(Transcript entries for document pages)
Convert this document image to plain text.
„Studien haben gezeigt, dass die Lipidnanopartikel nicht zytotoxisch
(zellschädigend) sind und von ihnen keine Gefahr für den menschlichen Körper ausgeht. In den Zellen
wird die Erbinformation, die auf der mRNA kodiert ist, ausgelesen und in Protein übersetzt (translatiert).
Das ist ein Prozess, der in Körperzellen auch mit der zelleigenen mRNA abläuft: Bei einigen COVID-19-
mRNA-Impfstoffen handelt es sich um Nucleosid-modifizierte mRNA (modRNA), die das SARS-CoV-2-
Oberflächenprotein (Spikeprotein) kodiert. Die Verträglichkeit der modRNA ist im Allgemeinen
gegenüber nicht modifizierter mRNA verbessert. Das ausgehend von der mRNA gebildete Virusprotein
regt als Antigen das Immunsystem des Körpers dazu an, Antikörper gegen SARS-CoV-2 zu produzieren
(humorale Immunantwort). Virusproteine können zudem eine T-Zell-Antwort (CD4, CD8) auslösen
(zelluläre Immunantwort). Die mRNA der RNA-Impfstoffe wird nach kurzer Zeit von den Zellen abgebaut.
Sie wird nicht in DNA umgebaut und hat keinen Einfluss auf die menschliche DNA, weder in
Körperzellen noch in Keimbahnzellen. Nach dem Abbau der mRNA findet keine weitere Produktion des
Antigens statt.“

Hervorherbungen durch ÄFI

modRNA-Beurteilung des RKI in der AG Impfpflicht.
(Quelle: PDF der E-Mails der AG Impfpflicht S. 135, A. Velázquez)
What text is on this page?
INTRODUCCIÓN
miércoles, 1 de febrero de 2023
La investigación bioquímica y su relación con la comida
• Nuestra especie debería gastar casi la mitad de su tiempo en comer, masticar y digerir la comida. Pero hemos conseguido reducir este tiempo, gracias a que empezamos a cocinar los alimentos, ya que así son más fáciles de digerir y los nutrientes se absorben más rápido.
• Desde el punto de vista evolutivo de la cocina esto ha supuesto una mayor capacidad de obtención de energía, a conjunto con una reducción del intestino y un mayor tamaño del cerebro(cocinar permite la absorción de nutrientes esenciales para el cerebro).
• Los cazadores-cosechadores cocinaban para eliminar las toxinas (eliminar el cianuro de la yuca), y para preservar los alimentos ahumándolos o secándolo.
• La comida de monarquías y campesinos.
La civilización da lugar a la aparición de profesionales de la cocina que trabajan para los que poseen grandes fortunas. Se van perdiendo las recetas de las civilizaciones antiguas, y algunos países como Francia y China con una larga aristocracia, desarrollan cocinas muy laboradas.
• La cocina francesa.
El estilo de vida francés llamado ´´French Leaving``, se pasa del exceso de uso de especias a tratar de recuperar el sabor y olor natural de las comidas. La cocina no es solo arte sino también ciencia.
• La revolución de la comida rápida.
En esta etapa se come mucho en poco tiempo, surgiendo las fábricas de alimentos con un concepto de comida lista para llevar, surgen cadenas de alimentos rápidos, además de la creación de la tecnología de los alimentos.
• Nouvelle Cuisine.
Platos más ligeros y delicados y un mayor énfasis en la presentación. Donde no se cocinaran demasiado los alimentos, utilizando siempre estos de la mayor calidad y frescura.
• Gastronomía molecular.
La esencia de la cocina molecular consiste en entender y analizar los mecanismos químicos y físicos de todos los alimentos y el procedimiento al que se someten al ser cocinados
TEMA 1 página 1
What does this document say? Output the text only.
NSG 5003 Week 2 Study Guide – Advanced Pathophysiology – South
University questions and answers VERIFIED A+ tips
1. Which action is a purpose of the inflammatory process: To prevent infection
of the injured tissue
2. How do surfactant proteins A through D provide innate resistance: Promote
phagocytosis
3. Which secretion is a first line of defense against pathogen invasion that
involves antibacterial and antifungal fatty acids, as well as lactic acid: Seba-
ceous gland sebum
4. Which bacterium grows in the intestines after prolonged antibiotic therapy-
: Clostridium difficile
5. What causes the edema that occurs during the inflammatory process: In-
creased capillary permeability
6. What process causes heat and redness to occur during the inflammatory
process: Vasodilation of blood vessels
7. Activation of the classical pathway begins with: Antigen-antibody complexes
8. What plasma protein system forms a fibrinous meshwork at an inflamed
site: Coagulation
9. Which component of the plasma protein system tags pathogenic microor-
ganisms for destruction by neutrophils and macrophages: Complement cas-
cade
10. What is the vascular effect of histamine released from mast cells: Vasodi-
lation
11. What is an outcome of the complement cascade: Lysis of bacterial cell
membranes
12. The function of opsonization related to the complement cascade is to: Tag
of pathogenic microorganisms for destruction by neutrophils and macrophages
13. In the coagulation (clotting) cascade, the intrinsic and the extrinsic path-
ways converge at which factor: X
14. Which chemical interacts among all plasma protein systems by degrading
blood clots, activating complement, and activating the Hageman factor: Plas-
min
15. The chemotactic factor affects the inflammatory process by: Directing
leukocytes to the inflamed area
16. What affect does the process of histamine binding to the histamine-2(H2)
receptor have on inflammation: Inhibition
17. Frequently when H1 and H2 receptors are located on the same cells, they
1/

What is needed: Show all lines above holding "mayor".

Task answer:
• Desde el punto de vista evolutivo de la cocina esto ha supuesto una mayor capacidad de obtención de energía, a conjunto con una reducción del intestino y un mayor tamaño del cerebro(cocinar permite la absorción de nutrientes esenciales para el cerebro).
Platos más ligeros y delicados y un mayor énfasis en la presentación. Donde no se cocinaran demasiado los alimentos, utilizando siempre estos de la mayor calidad y frescura.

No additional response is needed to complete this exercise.